▶ **Direction**
Search the data below for the string "Tome". Extract every line that contains it.

▶ **Source material**
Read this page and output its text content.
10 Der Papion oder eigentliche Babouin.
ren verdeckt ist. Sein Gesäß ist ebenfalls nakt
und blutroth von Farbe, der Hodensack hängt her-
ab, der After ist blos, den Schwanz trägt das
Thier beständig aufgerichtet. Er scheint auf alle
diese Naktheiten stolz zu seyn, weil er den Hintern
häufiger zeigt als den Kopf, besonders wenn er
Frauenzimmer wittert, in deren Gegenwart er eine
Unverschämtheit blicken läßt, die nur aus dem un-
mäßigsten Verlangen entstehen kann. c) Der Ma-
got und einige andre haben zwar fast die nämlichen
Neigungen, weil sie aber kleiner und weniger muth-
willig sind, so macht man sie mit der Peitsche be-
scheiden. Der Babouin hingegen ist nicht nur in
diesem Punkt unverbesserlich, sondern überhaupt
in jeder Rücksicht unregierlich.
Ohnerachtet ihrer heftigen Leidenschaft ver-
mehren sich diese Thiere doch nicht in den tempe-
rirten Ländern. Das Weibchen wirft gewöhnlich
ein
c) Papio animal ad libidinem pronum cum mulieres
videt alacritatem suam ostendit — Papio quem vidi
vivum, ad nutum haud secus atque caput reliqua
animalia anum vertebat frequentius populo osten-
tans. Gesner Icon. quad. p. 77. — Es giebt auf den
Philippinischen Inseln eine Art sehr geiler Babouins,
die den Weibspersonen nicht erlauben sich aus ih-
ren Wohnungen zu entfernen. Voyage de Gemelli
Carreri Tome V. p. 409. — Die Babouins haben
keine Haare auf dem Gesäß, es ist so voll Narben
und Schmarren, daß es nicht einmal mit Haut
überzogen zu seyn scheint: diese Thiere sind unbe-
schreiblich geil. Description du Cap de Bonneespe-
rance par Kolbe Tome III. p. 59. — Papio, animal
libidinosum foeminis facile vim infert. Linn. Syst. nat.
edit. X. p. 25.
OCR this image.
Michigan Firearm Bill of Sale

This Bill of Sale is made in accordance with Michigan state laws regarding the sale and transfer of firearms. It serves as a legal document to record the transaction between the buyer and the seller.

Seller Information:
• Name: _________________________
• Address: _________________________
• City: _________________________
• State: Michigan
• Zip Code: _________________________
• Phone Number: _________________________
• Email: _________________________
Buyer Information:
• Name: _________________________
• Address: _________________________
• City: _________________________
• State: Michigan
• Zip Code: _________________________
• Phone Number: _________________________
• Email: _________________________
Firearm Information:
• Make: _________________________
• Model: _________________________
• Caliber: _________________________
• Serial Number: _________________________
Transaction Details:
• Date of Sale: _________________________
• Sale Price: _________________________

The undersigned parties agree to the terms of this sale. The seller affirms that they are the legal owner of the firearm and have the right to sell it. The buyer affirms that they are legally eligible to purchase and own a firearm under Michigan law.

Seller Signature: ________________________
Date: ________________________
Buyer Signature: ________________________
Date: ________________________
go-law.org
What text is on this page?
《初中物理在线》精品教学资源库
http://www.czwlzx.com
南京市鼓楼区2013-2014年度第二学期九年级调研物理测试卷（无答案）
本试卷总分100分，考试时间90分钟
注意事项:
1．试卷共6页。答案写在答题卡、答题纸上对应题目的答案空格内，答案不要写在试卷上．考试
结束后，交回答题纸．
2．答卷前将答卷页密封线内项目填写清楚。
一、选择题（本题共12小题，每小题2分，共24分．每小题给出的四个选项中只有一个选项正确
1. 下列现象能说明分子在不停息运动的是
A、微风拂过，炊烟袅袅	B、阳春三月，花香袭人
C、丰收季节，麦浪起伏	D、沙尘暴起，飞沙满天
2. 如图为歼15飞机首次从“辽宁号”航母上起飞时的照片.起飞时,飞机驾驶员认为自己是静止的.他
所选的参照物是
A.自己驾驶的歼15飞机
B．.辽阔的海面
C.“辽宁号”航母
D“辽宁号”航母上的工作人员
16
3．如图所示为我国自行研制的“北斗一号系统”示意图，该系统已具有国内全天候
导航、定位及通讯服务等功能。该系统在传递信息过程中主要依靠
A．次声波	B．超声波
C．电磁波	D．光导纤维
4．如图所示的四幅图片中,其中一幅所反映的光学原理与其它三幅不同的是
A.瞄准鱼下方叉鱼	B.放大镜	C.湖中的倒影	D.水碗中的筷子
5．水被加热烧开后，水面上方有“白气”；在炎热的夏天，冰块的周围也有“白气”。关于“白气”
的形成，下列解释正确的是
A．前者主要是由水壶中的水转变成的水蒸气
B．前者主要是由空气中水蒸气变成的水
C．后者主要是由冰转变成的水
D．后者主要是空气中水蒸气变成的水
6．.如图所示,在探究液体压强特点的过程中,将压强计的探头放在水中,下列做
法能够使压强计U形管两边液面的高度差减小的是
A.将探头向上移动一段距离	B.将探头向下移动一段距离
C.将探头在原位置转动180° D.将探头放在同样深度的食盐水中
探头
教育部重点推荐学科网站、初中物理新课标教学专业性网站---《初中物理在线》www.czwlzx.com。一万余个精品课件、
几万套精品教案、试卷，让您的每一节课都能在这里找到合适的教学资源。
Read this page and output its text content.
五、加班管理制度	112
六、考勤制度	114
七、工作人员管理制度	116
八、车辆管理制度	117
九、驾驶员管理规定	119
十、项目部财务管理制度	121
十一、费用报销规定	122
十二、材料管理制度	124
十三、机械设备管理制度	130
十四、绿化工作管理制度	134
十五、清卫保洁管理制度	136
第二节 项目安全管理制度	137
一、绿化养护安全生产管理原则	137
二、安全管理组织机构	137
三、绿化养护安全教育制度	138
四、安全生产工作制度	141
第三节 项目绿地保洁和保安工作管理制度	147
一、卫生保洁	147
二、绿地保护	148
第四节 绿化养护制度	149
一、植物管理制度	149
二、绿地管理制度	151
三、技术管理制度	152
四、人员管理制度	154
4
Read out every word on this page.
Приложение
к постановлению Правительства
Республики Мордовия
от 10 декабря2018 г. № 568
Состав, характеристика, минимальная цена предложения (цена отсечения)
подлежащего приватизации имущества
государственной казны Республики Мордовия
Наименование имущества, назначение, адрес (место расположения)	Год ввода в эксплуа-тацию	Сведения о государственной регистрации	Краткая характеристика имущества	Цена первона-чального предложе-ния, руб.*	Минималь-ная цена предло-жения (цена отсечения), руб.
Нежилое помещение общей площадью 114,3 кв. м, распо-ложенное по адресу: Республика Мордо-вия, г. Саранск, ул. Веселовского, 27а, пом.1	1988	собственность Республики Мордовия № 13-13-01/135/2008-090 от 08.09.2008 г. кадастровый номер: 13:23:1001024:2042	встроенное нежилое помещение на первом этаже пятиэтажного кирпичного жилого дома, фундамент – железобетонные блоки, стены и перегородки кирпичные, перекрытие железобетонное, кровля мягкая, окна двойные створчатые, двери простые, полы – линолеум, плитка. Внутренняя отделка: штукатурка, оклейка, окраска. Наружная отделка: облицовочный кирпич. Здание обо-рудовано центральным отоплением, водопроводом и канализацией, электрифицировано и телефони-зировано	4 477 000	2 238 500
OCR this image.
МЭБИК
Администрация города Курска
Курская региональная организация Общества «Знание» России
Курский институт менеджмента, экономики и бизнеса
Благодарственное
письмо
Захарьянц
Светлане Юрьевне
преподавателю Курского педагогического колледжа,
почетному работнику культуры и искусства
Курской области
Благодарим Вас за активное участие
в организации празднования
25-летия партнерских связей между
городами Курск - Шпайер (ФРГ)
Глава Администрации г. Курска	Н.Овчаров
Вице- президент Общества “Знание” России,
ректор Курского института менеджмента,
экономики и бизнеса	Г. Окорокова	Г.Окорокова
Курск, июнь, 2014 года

▶ **Solved problem**
Carreri Tome V. p. 409. — Die Babouins haben
rance par Kolbe Tome III. p. 59. — Papio, animal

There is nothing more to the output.